Boxed element entries
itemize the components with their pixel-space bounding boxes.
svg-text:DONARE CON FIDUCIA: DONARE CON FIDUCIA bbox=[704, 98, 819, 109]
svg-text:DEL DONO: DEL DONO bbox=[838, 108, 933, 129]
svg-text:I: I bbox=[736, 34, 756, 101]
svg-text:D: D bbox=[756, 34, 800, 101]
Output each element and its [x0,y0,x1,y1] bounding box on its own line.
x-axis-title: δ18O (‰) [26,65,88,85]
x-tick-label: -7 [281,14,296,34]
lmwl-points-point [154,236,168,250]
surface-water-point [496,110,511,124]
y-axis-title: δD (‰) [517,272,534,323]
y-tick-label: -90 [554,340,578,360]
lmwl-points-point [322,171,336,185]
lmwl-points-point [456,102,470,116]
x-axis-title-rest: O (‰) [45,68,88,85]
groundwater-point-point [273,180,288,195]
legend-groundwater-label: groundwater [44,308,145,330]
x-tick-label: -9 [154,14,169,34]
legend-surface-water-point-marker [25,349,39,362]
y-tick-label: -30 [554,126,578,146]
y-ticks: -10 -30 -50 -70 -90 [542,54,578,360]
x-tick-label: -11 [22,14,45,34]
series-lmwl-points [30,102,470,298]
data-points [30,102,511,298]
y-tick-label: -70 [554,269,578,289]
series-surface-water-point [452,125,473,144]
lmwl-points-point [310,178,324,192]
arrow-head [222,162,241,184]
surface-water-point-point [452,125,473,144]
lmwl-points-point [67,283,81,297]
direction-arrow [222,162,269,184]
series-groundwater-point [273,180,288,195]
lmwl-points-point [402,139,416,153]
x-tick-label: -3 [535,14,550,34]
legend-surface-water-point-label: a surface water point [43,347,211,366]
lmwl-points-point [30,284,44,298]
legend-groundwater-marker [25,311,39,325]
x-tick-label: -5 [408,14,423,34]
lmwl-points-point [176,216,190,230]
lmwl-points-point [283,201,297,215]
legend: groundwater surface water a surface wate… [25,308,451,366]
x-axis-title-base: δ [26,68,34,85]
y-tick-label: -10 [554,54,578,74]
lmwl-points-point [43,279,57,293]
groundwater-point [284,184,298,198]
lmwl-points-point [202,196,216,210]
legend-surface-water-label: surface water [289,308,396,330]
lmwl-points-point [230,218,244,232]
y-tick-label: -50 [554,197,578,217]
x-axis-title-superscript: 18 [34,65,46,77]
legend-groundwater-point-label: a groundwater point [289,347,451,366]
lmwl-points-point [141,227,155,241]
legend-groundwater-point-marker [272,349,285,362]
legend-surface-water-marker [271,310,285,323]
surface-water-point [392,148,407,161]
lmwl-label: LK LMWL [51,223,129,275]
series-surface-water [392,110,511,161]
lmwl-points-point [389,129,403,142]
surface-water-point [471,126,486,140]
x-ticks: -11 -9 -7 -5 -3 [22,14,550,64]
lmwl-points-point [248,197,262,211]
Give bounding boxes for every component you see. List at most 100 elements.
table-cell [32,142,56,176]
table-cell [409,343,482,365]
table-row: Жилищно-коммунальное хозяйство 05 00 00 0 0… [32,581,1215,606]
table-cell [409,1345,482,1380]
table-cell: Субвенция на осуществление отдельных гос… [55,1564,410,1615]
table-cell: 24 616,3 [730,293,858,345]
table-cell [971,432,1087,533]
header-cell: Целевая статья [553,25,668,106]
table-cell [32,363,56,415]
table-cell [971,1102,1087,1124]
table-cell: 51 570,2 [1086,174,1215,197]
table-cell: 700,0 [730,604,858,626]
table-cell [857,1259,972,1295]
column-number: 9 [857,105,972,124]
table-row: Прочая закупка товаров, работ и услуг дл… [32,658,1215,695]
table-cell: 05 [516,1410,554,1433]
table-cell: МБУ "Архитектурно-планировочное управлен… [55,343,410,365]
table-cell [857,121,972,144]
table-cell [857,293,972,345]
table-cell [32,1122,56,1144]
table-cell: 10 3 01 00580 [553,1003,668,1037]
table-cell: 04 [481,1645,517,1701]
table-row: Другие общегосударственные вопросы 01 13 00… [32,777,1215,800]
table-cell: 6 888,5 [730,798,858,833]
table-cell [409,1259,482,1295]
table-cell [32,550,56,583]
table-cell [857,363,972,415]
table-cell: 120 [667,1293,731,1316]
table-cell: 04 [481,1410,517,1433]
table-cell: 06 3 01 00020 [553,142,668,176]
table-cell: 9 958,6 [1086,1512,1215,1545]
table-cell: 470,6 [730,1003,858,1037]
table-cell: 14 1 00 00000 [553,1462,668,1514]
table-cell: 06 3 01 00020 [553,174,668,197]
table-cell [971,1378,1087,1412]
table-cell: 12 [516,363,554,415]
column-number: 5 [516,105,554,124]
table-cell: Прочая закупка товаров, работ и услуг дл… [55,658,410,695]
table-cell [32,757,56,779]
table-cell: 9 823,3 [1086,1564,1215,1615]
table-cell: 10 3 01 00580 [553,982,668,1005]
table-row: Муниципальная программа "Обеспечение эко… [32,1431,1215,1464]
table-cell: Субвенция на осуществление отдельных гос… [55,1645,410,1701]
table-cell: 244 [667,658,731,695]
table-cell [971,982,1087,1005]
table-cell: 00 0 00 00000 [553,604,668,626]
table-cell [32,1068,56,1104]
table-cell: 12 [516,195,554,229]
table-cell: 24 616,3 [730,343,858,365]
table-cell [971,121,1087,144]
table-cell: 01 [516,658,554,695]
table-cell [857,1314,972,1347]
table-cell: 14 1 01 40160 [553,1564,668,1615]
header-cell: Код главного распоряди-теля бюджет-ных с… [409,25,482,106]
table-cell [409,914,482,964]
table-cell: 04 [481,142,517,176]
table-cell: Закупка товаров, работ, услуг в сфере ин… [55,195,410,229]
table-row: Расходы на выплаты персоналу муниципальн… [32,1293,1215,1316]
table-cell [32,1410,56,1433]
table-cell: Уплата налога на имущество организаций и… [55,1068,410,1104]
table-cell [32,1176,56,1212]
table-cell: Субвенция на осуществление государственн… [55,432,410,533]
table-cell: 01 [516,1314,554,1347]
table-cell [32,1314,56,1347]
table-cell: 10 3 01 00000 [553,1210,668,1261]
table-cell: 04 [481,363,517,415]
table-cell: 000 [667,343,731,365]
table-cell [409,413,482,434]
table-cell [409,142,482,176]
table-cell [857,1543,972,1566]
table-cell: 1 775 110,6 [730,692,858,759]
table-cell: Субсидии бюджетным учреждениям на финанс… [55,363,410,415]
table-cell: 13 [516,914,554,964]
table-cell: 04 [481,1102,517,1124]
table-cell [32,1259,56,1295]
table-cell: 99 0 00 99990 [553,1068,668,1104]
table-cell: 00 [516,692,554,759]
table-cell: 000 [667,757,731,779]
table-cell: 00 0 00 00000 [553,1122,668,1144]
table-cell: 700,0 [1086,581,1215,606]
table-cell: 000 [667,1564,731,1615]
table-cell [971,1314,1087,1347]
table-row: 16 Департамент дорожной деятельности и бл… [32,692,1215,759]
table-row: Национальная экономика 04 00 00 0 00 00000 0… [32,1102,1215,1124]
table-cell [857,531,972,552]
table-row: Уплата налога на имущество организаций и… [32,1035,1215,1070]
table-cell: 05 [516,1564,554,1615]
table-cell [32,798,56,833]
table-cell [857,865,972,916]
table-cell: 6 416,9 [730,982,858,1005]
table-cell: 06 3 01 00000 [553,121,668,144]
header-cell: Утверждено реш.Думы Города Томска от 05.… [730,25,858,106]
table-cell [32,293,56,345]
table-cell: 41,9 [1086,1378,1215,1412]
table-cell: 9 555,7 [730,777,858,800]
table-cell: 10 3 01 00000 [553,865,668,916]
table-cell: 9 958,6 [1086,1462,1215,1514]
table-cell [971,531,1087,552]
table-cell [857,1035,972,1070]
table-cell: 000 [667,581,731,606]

**GIVEN REQUEST**. Please reproduce the stretch of the material from its first line through the line containing "y-axis-title: δD (‰) [517,272,534,323]", unchanged and with both ends included.

**ANSWER FOR THE TASK**.
itemize the components with their pixel-space bounding boxes.
svg-text:DONARE CON FIDUCIA: DONARE CON FIDUCIA bbox=[704, 98, 819, 109]
svg-text:DEL DONO: DEL DONO bbox=[838, 108, 933, 129]
svg-text:I: I bbox=[736, 34, 756, 101]
svg-text:D: D bbox=[756, 34, 800, 101]
Output each element and its [x0,y0,x1,y1] bounding box on its own line.
x-axis-title: δ18O (‰) [26,65,88,85]
x-tick-label: -7 [281,14,296,34]
lmwl-points-point [154,236,168,250]
surface-water-point [496,110,511,124]
y-axis-title: δD (‰) [517,272,534,323]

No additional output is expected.